--- What you should do ---
Quote the listing below in full and exactly as written, but omit every picture.

--- Excerpted records ---
★ ★ ★ ★ ★

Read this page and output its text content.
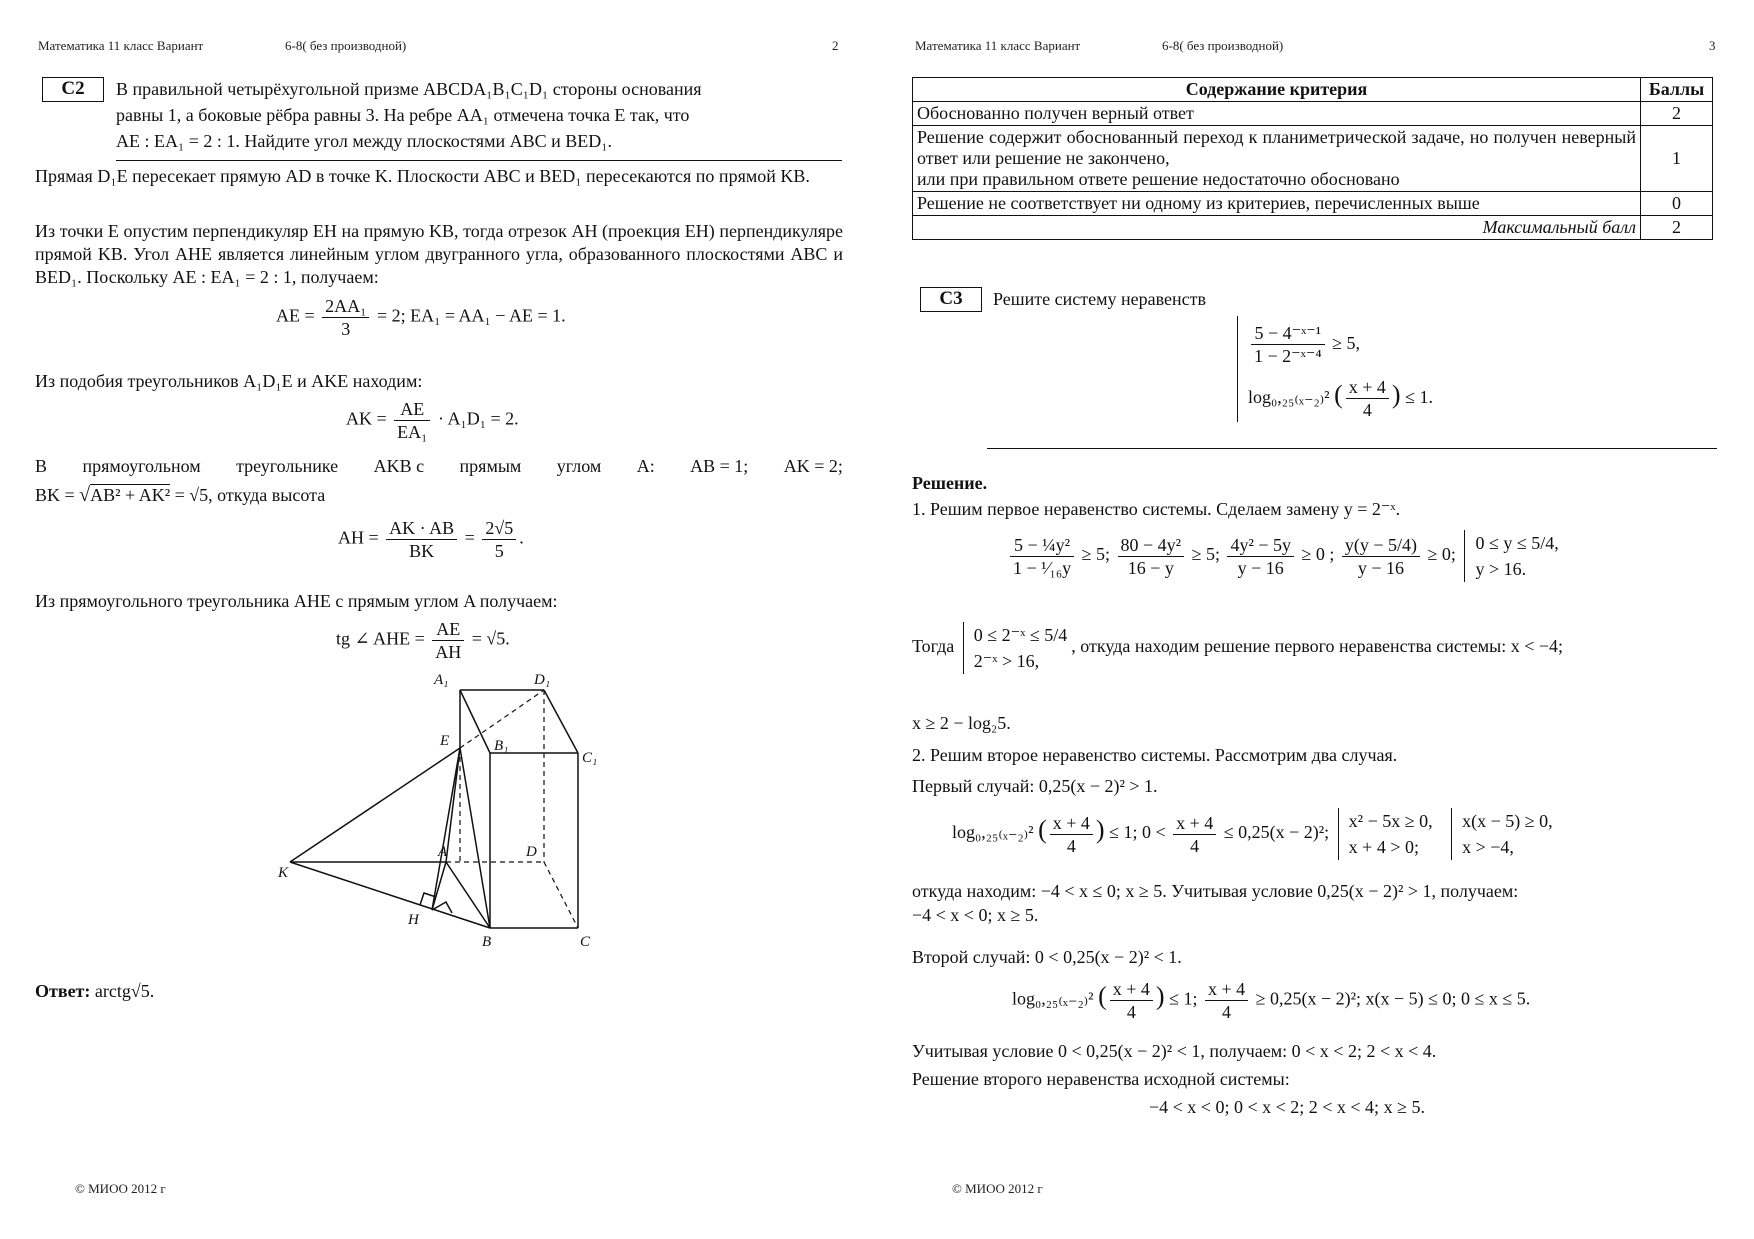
Математика 11 класс Вариант	6-8( без производной)	2
С2	В правильной четырёхугольной призме ABCDA₁B₁C₁D₁ стороны основания
равны 1, а боковые рёбра равны 3. На ребре AA₁ отмечена точка E так, что
AE : EA₁ = 2 : 1. Найдите угол между плоскостями ABC и BED₁.
Прямая D₁E пересекает прямую AD в точке K. Плоскости ABC и BED₁ пересекаются по прямой KB.
Из точки E опустим перпендикуляр EH на прямую KB, тогда отрезок AH (проекция EH) перпендикуляре прямой KB. Угол AHE является линейным углом двугранного угла, образованного плоскостями ABC и BED₁. Поскольку AE : EA₁ = 2 : 1, получаем:
AE = $\frac{\text{2AA₁}}{3} = 2$; EA₁ = AA₁ − AE = 1.
Из подобия треугольников A₁D₁E и AKE находим:
AK = $\frac{AE}{\text{EA₁}} \cdot A_1D_1 = 2$.
В прямоугольном треугольнике AKB с прямым углом A: AB = 1; AK = 2;
BK = √AB² + AK² = √5, откуда высота
AH = $\frac{AK \cdot AB}{BK} = \frac{2√5}{5}$ .
Из прямоугольного треугольника AHE с прямым углом A получаем:
tg ∠ AHE = $\frac{AE}{AH} = √5$.
A₁	D₁
E	B₁
C₁
K
A	D
H
B	C
Ответ: arctg√5.
© МИОО 2012 г
Математика 11 класс Вариант	6-8( без производной)	3
Содержание критерия	Баллы
Обоснованно получен верный ответ	2
Решение содержит обоснованный переход к планиметрической задаче, но получен неверный ответ или решение не закончено,
или при правильном ответе решение недостаточно обосновано	1
Решение не соответствует ни одному из критериев, перечисленных выше	0
Максимальный балл	2
С3	Решите систему неравенств
$\frac{\text{5 − 4⁻ˣ⁻¹}}{\text{1 − 2⁻ˣ⁻⁴}} \ge 5$,
log₀,₂₅₍ₓ₋₂₎² ( $\frac{x + 4}{4}$ ) ≤ 1.
Решение.
1. Решим первое неравенство системы. Сделаем замену y = 2⁻ˣ.
$\frac{\text{5 − ¼y²}}{\text{1 − ¹⁄₁₆y}} \ge 5$; $\frac{\text{80 − 4y²}}{16 - y} \ge 5$; $\frac{\text{4y² − 5y}}{y - 16} \ge 0$ ; $\frac{y(y - 5/4)}{y - 16} \ge 0$;
0 ≤ y ≤ 5/4,
y > 16.
Тогда
0 ≤ 2⁻ˣ ≤ 5/4
2⁻ˣ > 16,
, откуда находим решение первого неравенства системы: x < −4;
x ≥ 2 − log₂5.
2. Решим второе неравенство системы. Рассмотрим два случая.
Первый случай: 0,25(x − 2)² > 1.
log₀,₂₅₍ₓ₋₂₎² ( $\frac{x + 4}{4}$ ) ≤ 1; $0 < \frac{x + 4}{4} \le 0,25(x - 2)^2$;
x² − 5x ≥ 0,
x + 4 > 0;

x(x − 5) ≥ 0,
x > −4,
откуда находим: −4 < x ≤ 0; x ≥ 5. Учитывая условие 0,25(x − 2)² > 1, получаем:
−4 < x < 0; x ≥ 5.
Второй случай: 0 < 0,25(x − 2)² < 1.
log₀,₂₅₍ₓ₋₂₎² ( $\frac{x + 4}{4}$ ) ≤ 1; $\frac{x + 4}{4} \ge 0,25(x - 2)^2$; x(x − 5) ≤ 0; 0 ≤ x ≤ 5.
Учитывая условие 0 < 0,25(x − 2)² < 1, получаем: 0 < x < 2; 2 < x < 4.
Решение второго неравенства исходной системы:
−4 < x < 0; 0 < x < 2; 2 < x < 4; x ≥ 5.
© МИОО 2012 г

★ ★ ★ ★ ★

--- Finished answer ---
Read this page and output its text content.
Математика 11 класс Вариант	6-8( без производной)	2
С2	В правильной четырёхугольной призме ABCDA₁B₁C₁D₁ стороны основания
равны 1, а боковые рёбра равны 3. На ребре AA₁ отмечена точка E так, что
AE : EA₁ = 2 : 1. Найдите угол между плоскостями ABC и BED₁.
Прямая D₁E пересекает прямую AD в точке K. Плоскости ABC и BED₁ пересекаются по прямой KB.
Из точки E опустим перпендикуляр EH на прямую KB, тогда отрезок AH (проекция EH) перпендикуляре прямой KB. Угол AHE является линейным углом двугранного угла, образованного плоскостями ABC и BED₁. Поскольку AE : EA₁ = 2 : 1, получаем:
AE = $\frac{\text{2AA₁}}{3} = 2$; EA₁ = AA₁ − AE = 1.
Из подобия треугольников A₁D₁E и AKE находим:
AK = $\frac{AE}{\text{EA₁}} \cdot A_1D_1 = 2$.
В прямоугольном треугольнике AKB с прямым углом A: AB = 1; AK = 2;
BK = √AB² + AK² = √5, откуда высота
AH = $\frac{AK \cdot AB}{BK} = \frac{2√5}{5}$ .
Из прямоугольного треугольника AHE с прямым углом A получаем:
tg ∠ AHE = $\frac{AE}{AH} = √5$.
A₁	D₁
E	B₁
C₁
K
A	D
H
B	C
Ответ: arctg√5.
© МИОО 2012 г
Математика 11 класс Вариант	6-8( без производной)	3
Содержание критерия	Баллы
Обоснованно получен верный ответ	2
Решение содержит обоснованный переход к планиметрической задаче, но получен неверный ответ или решение не закончено,
или при правильном ответе решение недостаточно обосновано	1
Решение не соответствует ни одному из критериев, перечисленных выше	0
Максимальный балл	2
С3	Решите систему неравенств
$\frac{\text{5 − 4⁻ˣ⁻¹}}{\text{1 − 2⁻ˣ⁻⁴}} \ge 5$,
log₀,₂₅₍ₓ₋₂₎² ( $\frac{x + 4}{4}$ ) ≤ 1.
Решение.
1. Решим первое неравенство системы. Сделаем замену y = 2⁻ˣ.
$\frac{\text{5 − ¼y²}}{\text{1 − ¹⁄₁₆y}} \ge 5$; $\frac{\text{80 − 4y²}}{16 - y} \ge 5$; $\frac{\text{4y² − 5y}}{y - 16} \ge 0$ ; $\frac{y(y - 5/4)}{y - 16} \ge 0$;
0 ≤ y ≤ 5/4,
y > 16.
Тогда
0 ≤ 2⁻ˣ ≤ 5/4
2⁻ˣ > 16,
, откуда находим решение первого неравенства системы: x < −4;
x ≥ 2 − log₂5.
2. Решим второе неравенство системы. Рассмотрим два случая.
Первый случай: 0,25(x − 2)² > 1.
log₀,₂₅₍ₓ₋₂₎² ( $\frac{x + 4}{4}$ ) ≤ 1; $0 < \frac{x + 4}{4} \le 0,25(x - 2)^2$;
x² − 5x ≥ 0,
x + 4 > 0;

x(x − 5) ≥ 0,
x > −4,
откуда находим: −4 < x ≤ 0; x ≥ 5. Учитывая условие 0,25(x − 2)² > 1, получаем:
−4 < x < 0; x ≥ 5.
Второй случай: 0 < 0,25(x − 2)² < 1.
log₀,₂₅₍ₓ₋₂₎² ( $\frac{x + 4}{4}$ ) ≤ 1; $\frac{x + 4}{4} \ge 0,25(x - 2)^2$; x(x − 5) ≤ 0; 0 ≤ x ≤ 5.
Учитывая условие 0 < 0,25(x − 2)² < 1, получаем: 0 < x < 2; 2 < x < 4.
Решение второго неравенства исходной системы:
−4 < x < 0; 0 < x < 2; 2 < x < 4; x ≥ 5.
© МИОО 2012 г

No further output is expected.